Gather all lines with "name" from the records.

Items from a data source:
______________________________

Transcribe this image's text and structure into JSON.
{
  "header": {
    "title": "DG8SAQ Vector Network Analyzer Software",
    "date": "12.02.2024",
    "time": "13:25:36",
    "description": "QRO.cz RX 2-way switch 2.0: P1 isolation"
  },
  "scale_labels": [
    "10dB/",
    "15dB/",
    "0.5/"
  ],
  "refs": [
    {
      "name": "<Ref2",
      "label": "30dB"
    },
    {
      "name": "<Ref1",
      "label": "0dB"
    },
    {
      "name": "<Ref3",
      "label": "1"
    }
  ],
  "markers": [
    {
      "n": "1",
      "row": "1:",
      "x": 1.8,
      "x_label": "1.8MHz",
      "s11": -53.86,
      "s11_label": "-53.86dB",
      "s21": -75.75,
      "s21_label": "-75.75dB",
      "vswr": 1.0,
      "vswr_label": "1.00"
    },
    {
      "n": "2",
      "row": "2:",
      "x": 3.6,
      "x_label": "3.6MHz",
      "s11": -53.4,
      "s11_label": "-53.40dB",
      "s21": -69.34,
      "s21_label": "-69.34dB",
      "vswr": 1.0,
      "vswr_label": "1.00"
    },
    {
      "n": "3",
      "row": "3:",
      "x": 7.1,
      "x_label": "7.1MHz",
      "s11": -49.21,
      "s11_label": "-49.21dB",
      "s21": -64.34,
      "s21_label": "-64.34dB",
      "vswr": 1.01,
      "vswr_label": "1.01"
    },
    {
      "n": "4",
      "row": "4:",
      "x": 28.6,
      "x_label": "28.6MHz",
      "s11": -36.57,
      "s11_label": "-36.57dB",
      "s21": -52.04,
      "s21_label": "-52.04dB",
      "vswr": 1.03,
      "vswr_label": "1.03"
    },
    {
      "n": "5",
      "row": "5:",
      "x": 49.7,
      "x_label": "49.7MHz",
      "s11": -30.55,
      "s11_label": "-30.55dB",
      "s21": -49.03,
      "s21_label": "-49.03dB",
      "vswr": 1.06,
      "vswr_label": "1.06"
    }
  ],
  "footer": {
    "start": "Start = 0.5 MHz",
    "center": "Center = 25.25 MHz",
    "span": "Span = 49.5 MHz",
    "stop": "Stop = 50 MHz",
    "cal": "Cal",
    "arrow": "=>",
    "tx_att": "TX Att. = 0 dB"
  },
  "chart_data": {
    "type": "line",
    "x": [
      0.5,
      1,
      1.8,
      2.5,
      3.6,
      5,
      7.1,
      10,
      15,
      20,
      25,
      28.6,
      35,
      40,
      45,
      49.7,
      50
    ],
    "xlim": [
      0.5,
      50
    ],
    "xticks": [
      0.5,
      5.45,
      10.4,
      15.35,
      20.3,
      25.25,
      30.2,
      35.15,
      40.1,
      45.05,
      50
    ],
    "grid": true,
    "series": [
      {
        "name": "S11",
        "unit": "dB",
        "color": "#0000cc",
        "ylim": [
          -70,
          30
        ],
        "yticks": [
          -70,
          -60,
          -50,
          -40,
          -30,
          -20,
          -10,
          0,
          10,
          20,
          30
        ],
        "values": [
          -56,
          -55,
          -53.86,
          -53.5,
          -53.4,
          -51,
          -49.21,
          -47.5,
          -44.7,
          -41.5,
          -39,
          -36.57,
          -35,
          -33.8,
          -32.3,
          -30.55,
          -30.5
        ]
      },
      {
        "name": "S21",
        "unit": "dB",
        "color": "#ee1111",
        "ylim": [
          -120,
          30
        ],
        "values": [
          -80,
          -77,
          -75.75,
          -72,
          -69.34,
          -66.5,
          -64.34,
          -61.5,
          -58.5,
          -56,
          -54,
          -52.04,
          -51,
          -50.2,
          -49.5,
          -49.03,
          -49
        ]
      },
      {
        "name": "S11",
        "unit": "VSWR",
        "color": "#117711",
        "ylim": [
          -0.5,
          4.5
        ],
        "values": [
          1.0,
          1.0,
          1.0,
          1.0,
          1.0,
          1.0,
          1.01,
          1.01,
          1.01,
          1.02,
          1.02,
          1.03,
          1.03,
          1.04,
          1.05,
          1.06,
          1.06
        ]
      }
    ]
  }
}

______________________________

### [SOLUTION]
      "name": "<Ref2",
      "name": "<Ref1",
      "name": "<Ref3",
        "name": "S11",
        "name": "S21",
        "name": "S11",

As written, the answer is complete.